» YOUR TASK: Write out all lines holding the word "être".

» RECORDED INFORMATION:

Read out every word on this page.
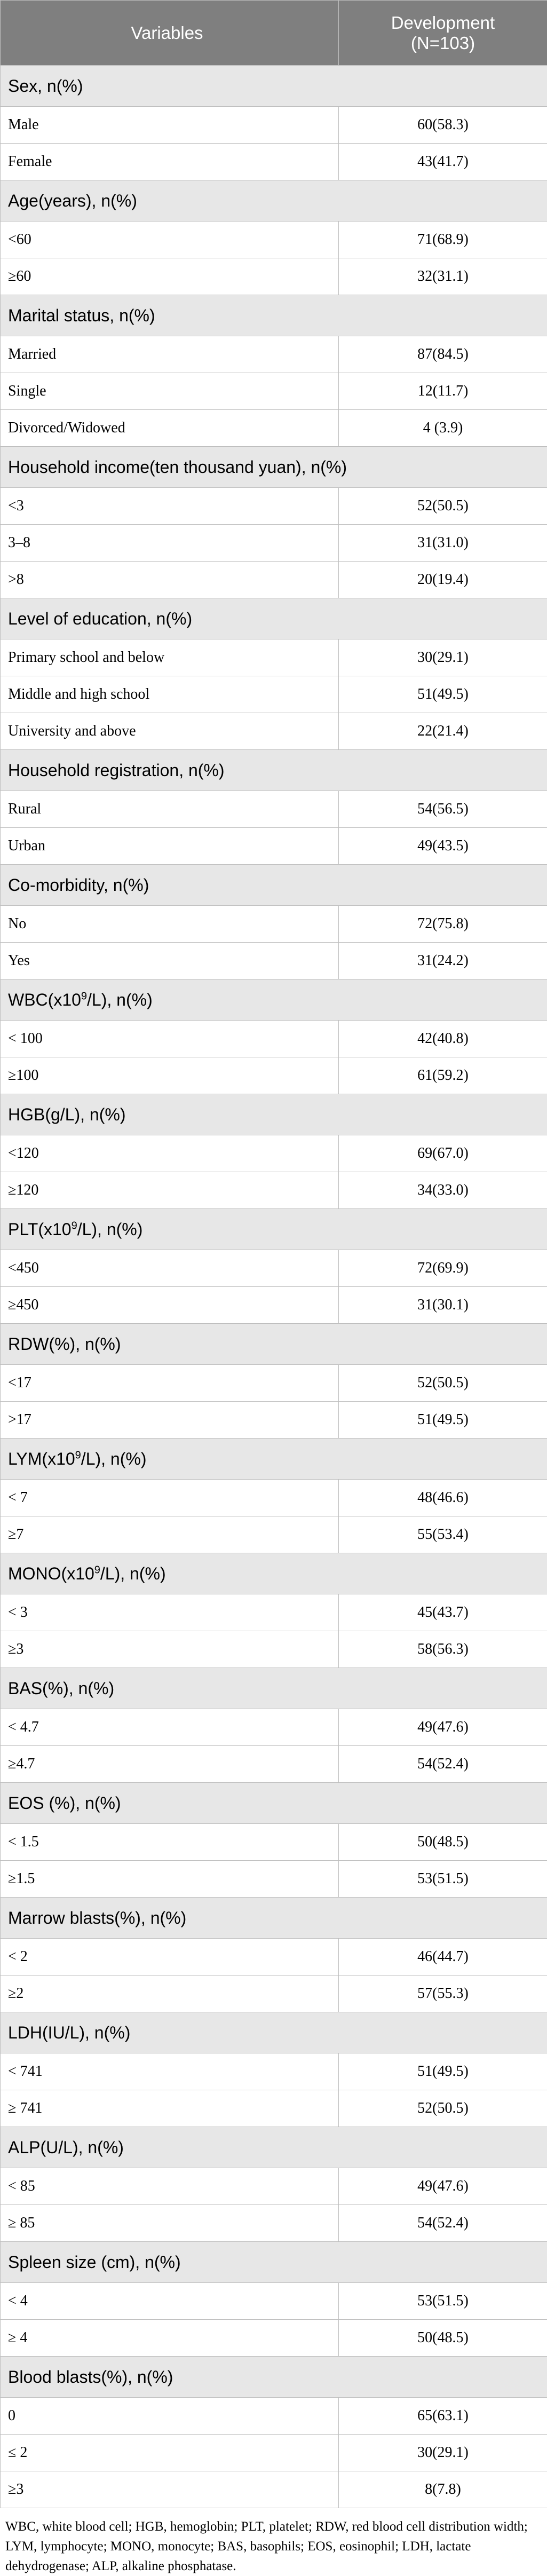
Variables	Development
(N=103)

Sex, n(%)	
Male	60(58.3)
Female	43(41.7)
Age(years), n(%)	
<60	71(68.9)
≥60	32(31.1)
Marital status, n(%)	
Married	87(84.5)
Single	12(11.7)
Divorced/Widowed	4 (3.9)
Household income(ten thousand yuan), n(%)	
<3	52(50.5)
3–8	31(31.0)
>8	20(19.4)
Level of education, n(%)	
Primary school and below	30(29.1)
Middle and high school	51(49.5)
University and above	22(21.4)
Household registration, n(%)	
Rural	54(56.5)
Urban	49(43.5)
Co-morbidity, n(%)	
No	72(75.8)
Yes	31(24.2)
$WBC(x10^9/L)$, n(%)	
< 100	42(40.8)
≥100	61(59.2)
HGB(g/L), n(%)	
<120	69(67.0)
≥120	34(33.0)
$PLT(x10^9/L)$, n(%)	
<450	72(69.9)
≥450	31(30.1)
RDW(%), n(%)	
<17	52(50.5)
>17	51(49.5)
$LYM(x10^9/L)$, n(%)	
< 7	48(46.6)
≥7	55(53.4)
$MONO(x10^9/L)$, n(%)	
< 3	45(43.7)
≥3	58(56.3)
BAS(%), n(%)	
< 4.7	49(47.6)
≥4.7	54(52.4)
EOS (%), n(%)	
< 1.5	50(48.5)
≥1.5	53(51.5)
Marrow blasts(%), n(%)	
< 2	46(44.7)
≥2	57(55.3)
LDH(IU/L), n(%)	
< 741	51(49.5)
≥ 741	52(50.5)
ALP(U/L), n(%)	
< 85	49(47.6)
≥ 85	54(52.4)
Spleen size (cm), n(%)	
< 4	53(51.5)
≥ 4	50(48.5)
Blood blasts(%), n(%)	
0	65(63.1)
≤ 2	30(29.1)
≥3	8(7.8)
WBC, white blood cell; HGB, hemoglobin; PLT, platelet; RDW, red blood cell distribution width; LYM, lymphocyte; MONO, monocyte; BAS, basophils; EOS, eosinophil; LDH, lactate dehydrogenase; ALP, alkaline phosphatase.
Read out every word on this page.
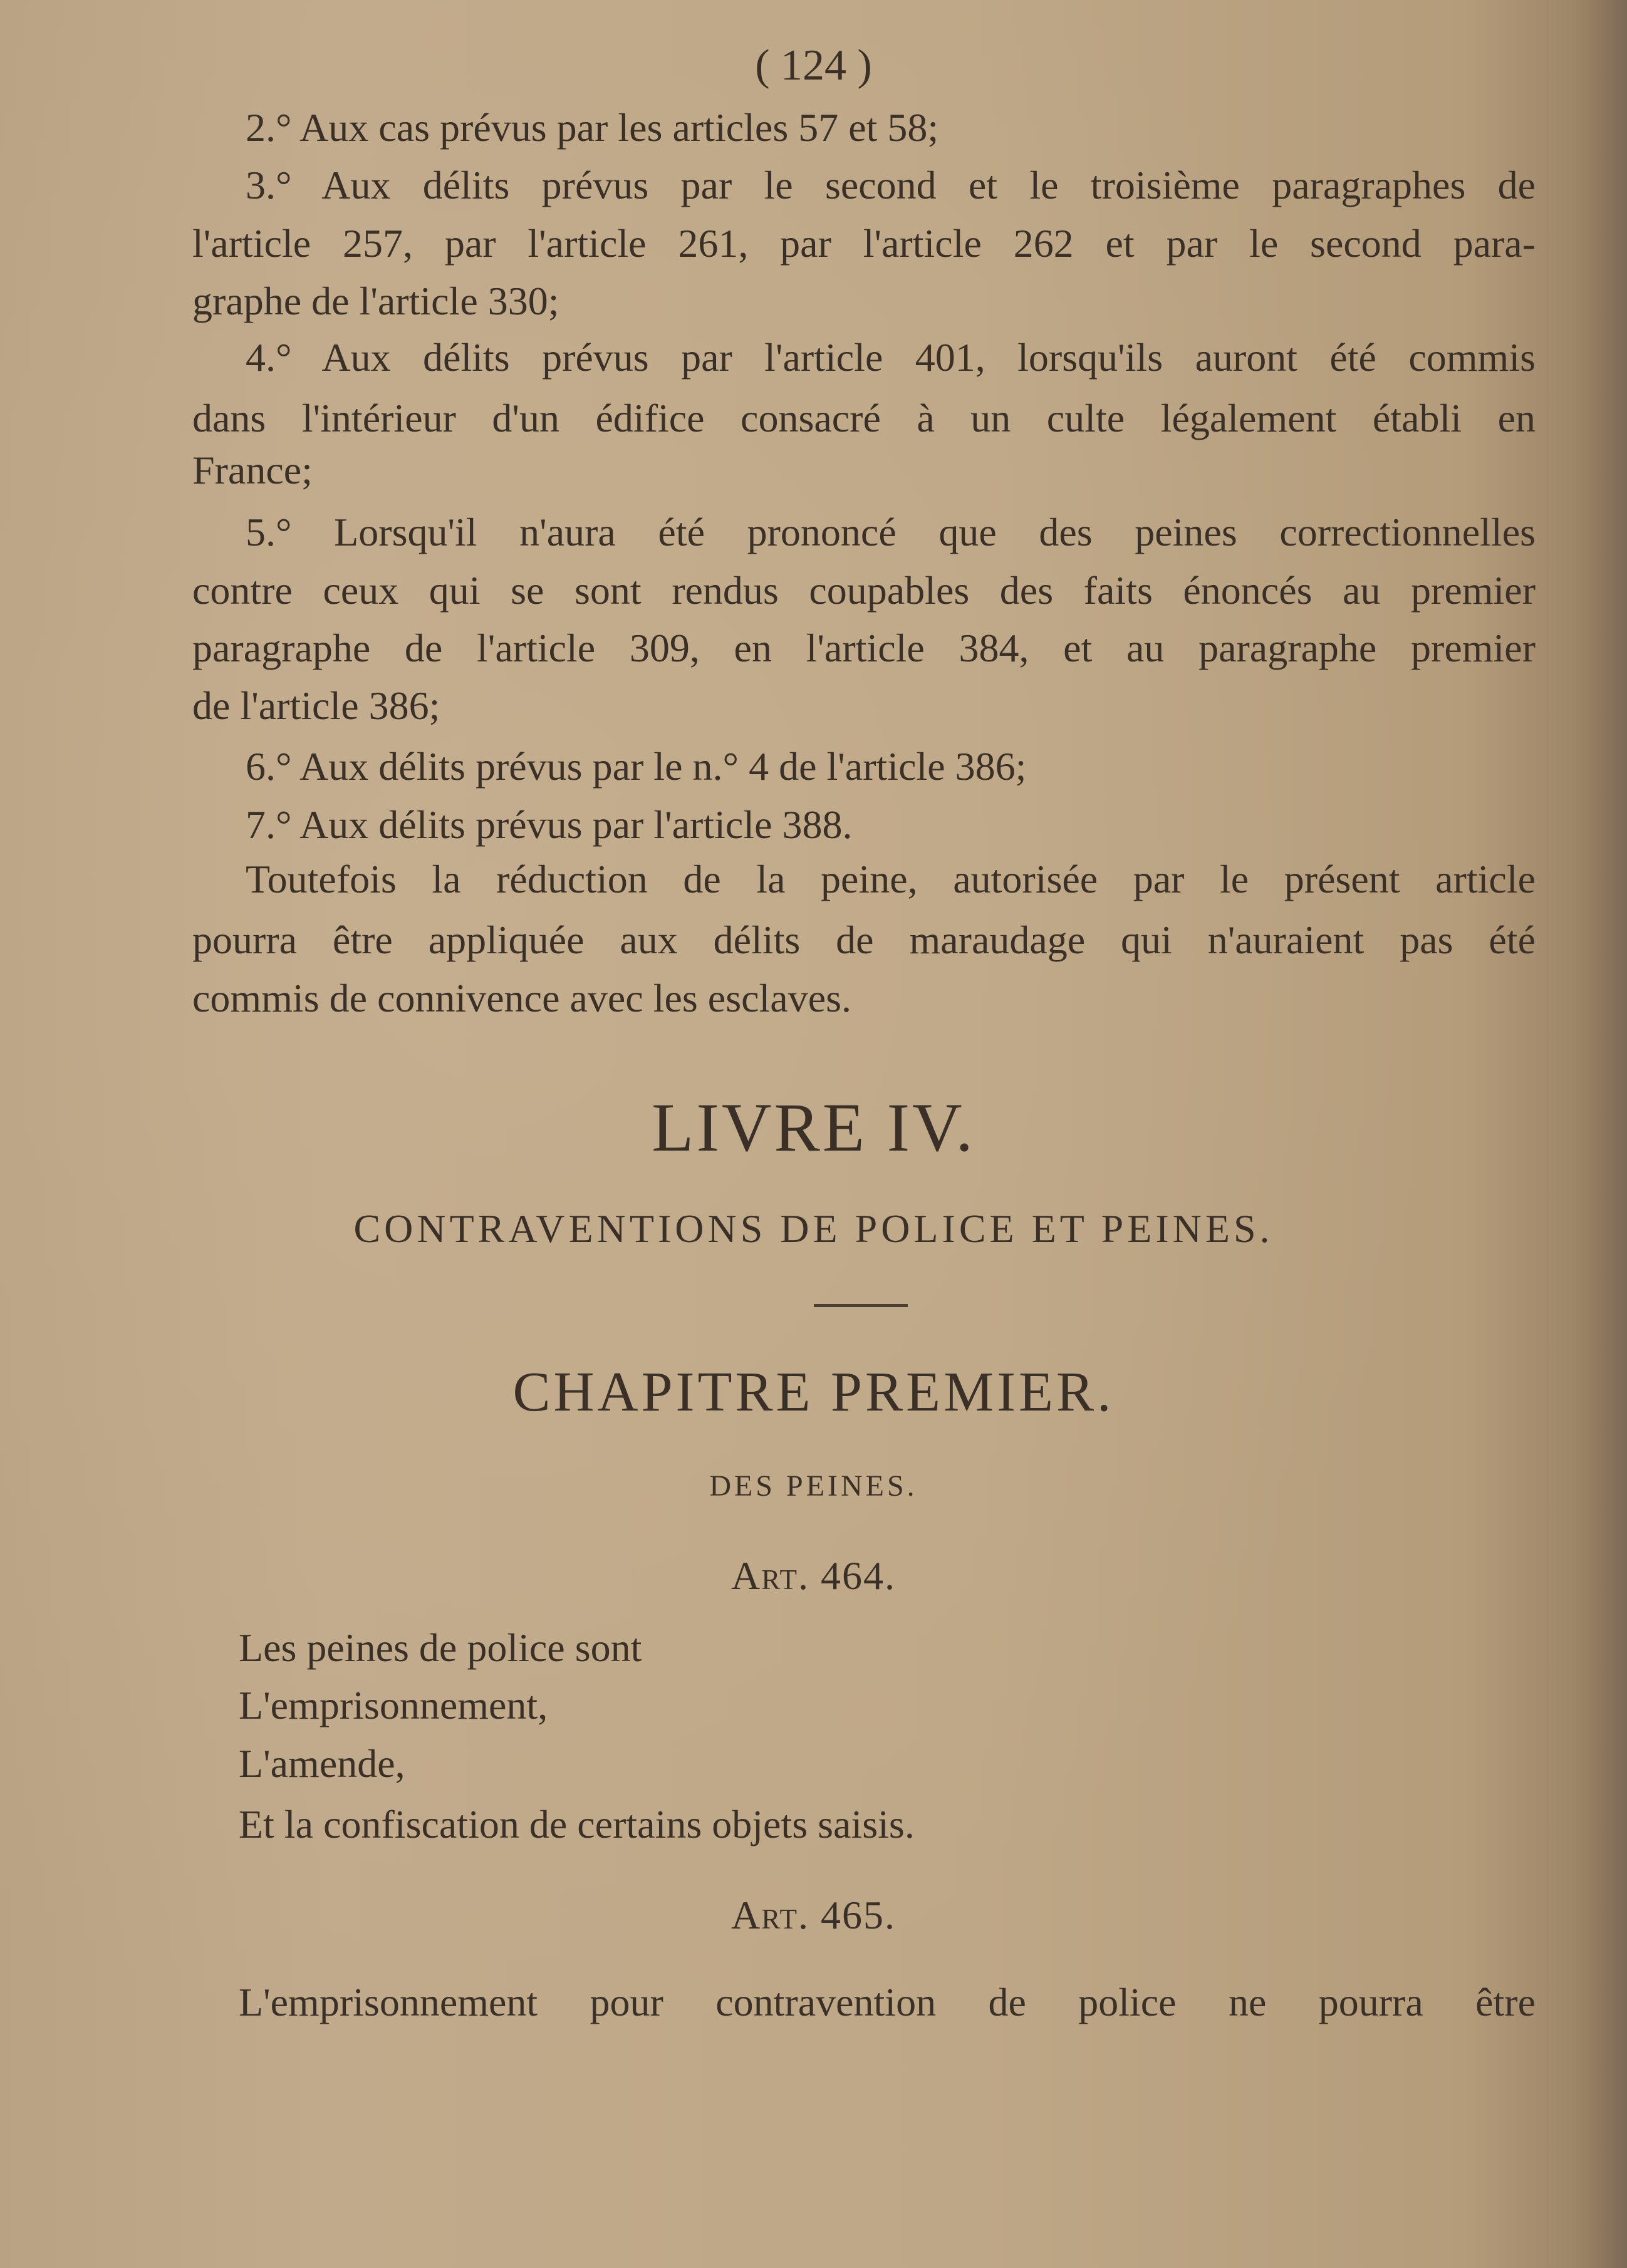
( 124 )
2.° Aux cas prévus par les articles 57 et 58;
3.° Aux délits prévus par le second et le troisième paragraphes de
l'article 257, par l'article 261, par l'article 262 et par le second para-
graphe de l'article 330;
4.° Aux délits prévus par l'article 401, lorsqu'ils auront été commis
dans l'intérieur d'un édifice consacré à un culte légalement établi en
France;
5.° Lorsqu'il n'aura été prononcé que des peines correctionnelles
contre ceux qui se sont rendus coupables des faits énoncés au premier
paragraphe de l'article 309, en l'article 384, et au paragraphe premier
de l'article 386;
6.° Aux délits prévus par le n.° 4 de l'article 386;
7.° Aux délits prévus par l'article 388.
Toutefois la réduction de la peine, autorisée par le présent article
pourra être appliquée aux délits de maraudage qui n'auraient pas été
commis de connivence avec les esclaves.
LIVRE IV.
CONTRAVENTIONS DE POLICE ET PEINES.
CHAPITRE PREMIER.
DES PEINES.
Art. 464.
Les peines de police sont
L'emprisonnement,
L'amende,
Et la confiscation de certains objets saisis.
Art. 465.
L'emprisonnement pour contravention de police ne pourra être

» PROBLEM SOLUTION:
pourra être appliquée aux délits de maraudage qui n'auraient pas été
L'emprisonnement pour contravention de police ne pourra être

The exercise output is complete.